[Data records]
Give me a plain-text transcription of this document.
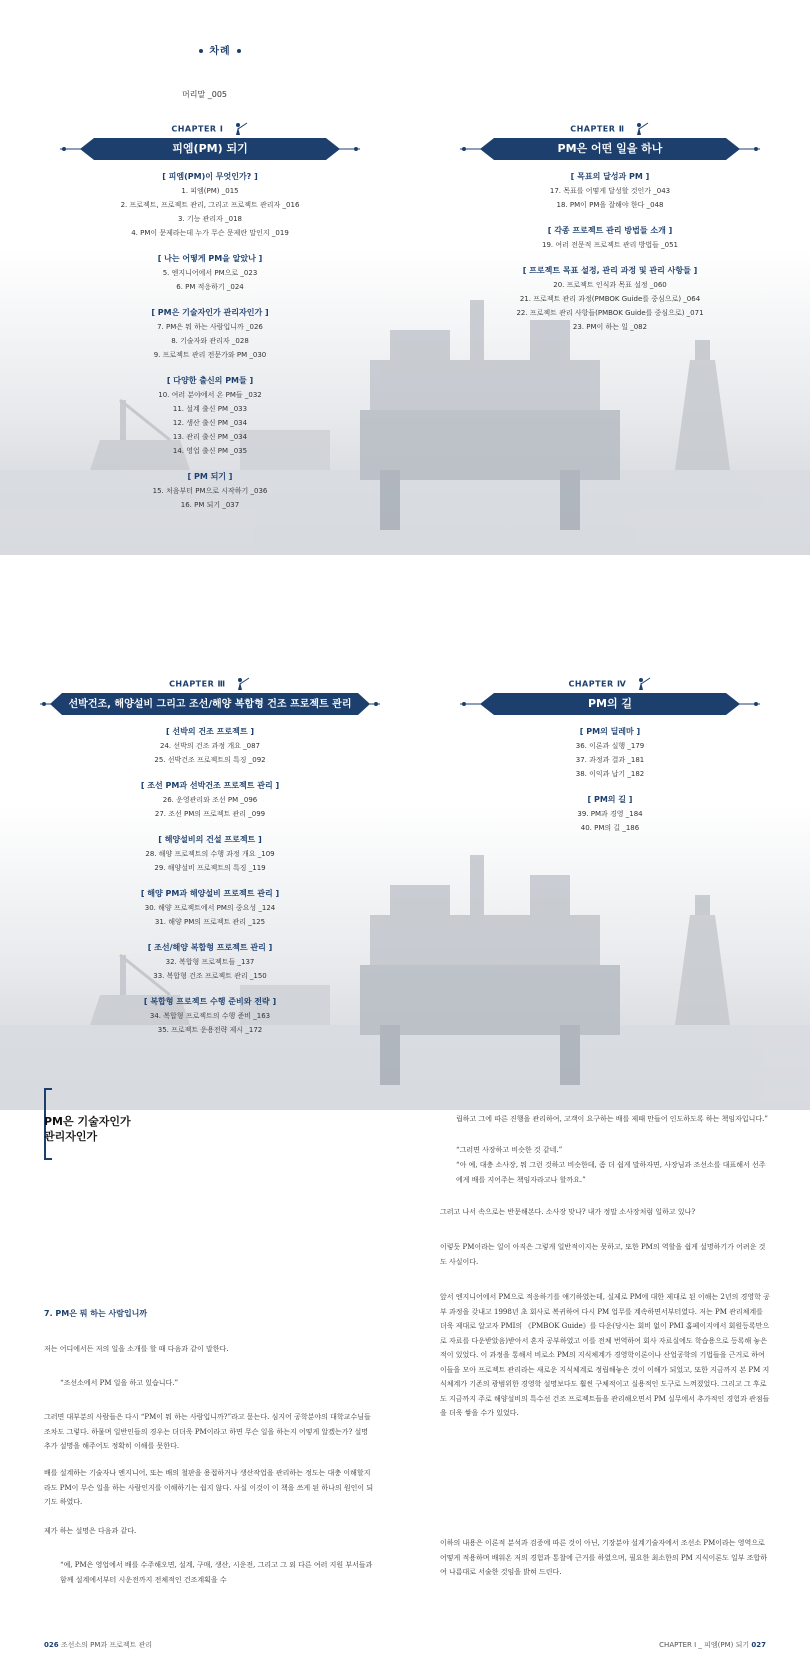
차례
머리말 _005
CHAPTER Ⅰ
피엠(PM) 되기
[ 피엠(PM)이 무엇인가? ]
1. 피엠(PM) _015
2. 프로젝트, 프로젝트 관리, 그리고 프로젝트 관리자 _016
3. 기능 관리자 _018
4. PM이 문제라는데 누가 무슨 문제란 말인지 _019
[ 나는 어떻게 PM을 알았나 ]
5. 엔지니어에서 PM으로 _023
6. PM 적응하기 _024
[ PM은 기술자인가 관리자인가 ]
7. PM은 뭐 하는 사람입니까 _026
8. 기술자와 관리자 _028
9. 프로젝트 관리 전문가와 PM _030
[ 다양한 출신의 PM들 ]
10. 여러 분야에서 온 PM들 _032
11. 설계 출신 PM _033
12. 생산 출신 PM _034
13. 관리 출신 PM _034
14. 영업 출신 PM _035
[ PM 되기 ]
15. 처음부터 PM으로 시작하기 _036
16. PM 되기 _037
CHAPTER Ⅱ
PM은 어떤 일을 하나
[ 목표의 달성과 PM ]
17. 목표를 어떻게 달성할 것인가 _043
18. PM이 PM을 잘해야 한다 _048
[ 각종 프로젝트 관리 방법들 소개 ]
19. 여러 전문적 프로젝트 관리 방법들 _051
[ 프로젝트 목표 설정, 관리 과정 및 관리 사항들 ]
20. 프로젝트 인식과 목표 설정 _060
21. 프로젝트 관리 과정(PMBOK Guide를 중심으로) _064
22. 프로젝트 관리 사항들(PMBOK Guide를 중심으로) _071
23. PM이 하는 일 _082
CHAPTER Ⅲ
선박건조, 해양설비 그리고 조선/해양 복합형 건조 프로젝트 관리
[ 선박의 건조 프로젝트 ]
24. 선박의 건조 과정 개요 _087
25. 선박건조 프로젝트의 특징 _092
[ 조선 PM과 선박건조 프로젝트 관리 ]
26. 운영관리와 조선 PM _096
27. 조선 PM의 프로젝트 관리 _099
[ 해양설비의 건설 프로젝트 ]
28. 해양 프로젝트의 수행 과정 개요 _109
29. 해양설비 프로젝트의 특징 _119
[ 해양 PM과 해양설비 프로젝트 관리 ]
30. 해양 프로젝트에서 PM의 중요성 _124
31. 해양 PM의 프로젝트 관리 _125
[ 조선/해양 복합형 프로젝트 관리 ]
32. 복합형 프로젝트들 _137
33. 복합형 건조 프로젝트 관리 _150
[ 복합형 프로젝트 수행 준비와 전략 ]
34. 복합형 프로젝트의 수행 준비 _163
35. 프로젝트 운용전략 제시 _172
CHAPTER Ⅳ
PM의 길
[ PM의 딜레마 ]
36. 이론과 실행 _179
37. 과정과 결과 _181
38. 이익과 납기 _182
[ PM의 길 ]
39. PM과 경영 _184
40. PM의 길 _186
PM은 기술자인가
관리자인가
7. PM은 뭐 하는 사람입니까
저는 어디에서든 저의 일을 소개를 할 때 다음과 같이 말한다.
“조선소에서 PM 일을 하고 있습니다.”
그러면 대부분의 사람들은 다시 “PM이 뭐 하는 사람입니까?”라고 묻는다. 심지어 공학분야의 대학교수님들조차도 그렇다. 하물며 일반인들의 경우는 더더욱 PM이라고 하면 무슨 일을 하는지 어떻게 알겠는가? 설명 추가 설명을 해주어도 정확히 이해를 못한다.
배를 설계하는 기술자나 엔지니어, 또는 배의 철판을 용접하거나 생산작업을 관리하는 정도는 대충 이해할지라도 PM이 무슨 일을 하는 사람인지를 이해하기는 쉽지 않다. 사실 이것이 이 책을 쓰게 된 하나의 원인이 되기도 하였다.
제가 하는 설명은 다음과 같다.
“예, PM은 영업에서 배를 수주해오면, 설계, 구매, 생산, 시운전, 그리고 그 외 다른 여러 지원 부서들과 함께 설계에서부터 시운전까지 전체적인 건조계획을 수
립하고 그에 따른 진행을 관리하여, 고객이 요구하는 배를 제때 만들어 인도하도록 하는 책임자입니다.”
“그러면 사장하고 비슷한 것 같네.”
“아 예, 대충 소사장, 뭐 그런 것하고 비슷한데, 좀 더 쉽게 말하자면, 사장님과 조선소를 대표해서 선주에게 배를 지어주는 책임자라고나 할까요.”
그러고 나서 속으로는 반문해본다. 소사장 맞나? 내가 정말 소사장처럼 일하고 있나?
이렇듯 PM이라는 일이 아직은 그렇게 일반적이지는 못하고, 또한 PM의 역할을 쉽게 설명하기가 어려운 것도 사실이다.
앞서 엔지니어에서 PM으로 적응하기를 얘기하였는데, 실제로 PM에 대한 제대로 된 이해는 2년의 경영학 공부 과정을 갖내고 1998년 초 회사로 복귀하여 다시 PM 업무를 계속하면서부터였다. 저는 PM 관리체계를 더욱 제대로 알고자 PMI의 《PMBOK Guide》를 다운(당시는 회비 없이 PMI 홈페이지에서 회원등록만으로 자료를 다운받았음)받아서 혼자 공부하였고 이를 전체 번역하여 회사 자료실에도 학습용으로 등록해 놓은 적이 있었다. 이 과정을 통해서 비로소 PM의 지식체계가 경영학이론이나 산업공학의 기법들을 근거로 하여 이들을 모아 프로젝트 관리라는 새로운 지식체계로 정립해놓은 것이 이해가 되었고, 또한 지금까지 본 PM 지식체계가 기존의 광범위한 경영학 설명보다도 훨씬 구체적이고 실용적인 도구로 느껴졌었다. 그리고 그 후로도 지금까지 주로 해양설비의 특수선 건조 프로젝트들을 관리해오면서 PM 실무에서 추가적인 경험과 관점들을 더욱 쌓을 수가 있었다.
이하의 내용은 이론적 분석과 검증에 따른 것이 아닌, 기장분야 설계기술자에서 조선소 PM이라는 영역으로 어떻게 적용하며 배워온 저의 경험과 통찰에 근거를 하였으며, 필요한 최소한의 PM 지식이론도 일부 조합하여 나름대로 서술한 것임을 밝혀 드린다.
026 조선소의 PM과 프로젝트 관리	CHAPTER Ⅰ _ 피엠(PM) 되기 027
---
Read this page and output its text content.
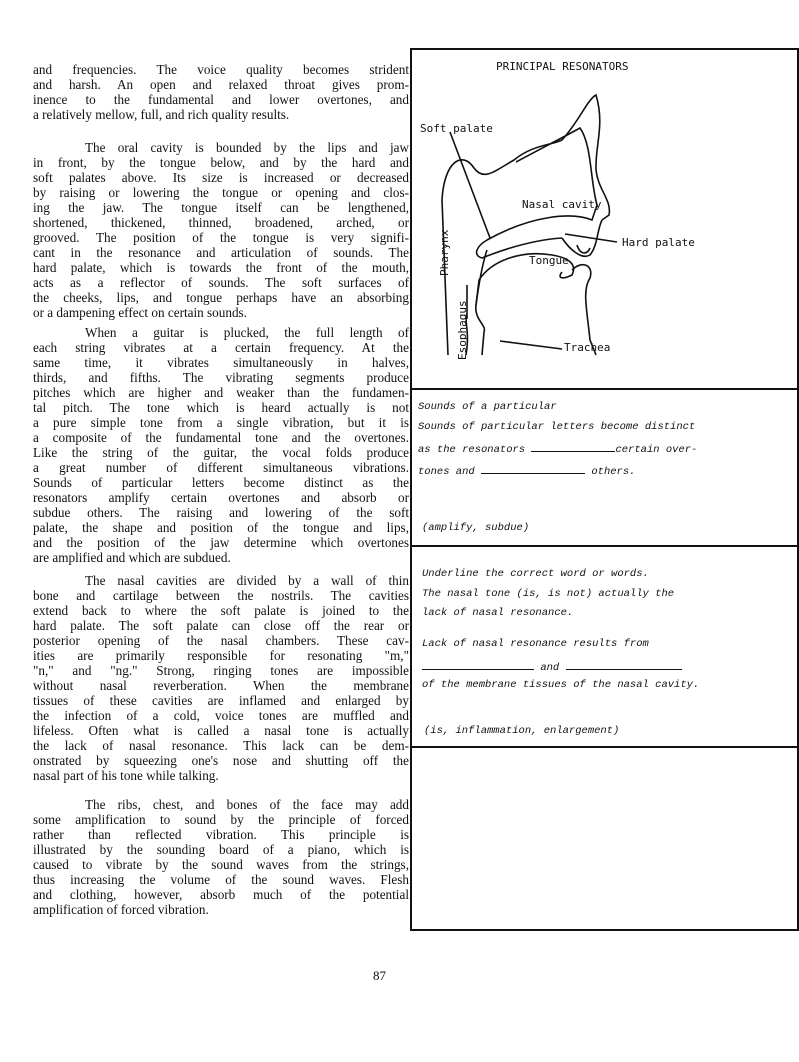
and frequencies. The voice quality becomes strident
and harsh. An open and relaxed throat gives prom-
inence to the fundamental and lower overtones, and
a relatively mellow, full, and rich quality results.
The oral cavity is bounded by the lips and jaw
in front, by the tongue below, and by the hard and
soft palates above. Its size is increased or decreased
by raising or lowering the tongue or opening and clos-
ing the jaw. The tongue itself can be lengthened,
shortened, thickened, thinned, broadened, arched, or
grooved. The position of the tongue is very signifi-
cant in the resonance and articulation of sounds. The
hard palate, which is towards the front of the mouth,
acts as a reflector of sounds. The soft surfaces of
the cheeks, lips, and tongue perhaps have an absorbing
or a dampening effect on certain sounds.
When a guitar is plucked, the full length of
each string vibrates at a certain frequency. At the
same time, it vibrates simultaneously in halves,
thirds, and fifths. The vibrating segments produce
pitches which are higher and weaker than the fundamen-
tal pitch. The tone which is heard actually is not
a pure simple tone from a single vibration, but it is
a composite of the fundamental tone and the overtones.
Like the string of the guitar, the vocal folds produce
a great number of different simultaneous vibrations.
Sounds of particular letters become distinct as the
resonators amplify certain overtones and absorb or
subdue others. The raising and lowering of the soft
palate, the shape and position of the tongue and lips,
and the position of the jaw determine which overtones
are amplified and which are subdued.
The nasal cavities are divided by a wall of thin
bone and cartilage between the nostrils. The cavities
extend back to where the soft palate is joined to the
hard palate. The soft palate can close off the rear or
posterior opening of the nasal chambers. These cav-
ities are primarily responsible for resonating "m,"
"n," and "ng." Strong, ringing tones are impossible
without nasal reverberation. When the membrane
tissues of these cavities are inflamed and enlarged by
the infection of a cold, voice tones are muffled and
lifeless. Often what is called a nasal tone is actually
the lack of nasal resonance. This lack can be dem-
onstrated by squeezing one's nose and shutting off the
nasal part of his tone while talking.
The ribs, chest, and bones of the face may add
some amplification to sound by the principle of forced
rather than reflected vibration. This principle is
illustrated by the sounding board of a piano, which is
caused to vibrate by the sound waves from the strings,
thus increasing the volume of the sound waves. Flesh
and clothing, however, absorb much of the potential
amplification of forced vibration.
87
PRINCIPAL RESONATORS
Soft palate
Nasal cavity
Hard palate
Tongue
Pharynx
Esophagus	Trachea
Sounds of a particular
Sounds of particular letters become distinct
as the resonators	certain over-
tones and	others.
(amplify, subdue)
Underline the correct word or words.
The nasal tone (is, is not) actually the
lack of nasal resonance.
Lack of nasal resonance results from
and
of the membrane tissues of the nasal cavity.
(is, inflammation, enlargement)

** AIM **
Only the number is wanted: how many lines of the data contain the word "vibrates"?

** ANSWER IN FULL **
2